Aim:
Report how many lines hold the word "mając"; answer with the number alone.

Extracted records:
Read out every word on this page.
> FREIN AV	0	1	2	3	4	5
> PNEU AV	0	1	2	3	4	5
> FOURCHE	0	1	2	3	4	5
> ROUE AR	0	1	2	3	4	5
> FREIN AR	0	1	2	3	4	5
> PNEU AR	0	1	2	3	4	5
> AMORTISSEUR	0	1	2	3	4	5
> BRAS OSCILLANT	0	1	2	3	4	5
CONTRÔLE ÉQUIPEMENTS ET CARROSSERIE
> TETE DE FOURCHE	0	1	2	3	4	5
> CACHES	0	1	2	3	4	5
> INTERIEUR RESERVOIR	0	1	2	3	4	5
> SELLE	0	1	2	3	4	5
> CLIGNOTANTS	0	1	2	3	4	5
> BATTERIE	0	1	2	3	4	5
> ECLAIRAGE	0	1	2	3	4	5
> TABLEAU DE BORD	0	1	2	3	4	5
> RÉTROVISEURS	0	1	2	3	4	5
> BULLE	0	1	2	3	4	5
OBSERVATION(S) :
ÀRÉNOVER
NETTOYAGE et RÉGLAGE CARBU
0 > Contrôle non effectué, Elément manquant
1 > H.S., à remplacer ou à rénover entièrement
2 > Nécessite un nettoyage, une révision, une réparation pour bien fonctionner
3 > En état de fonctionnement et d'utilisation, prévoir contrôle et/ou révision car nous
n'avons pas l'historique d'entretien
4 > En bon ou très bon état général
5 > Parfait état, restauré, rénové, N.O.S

==

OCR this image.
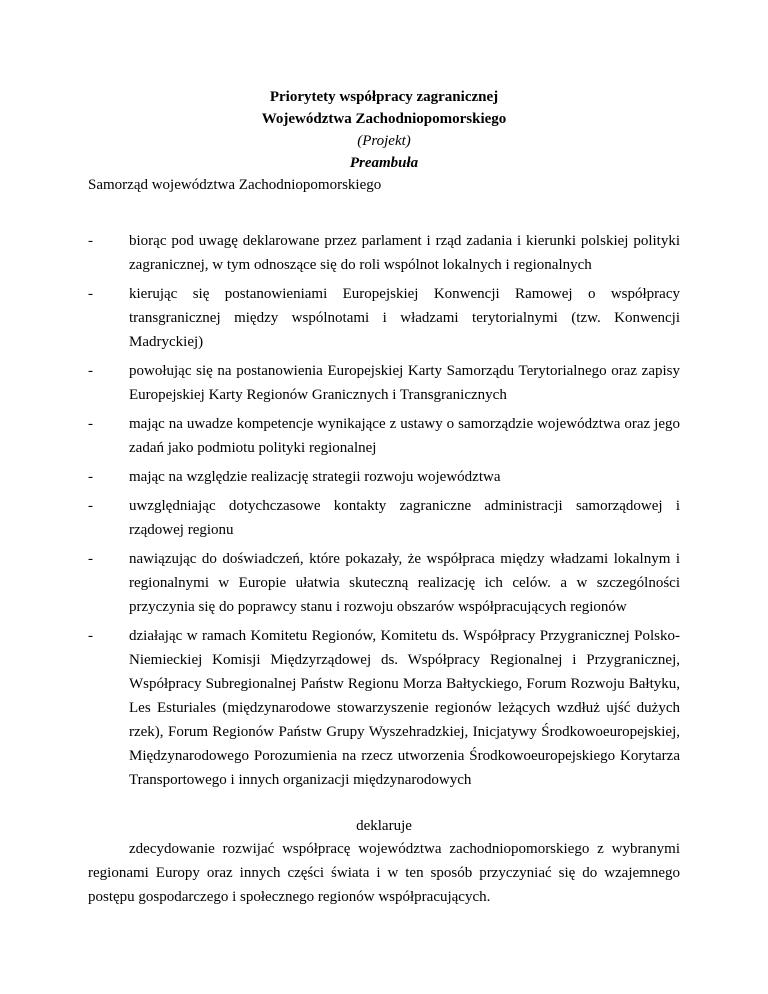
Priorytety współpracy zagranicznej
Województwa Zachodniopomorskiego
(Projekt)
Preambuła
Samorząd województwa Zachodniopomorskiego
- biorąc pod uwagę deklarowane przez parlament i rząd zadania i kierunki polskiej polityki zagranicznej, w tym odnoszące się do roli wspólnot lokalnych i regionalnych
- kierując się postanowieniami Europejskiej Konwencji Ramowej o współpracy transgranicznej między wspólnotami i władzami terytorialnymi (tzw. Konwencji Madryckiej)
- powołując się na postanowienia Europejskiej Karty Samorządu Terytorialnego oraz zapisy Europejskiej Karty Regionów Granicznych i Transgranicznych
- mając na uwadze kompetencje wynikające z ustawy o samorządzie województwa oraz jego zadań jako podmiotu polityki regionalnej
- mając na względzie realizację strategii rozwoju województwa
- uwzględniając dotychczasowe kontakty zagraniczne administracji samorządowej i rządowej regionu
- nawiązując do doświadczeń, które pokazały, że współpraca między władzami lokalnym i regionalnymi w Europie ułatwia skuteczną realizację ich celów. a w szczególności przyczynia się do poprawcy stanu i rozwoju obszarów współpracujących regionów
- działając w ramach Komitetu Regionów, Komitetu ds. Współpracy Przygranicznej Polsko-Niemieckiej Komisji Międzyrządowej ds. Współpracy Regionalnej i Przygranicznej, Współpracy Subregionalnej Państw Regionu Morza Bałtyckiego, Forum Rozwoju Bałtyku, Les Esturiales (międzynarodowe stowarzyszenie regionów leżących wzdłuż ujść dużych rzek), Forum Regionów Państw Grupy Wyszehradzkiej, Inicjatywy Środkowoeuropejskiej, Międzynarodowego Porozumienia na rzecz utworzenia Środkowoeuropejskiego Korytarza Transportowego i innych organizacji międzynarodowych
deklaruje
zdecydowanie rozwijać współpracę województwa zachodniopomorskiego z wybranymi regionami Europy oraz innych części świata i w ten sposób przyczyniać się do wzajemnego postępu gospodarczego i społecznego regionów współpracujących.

Written response:
2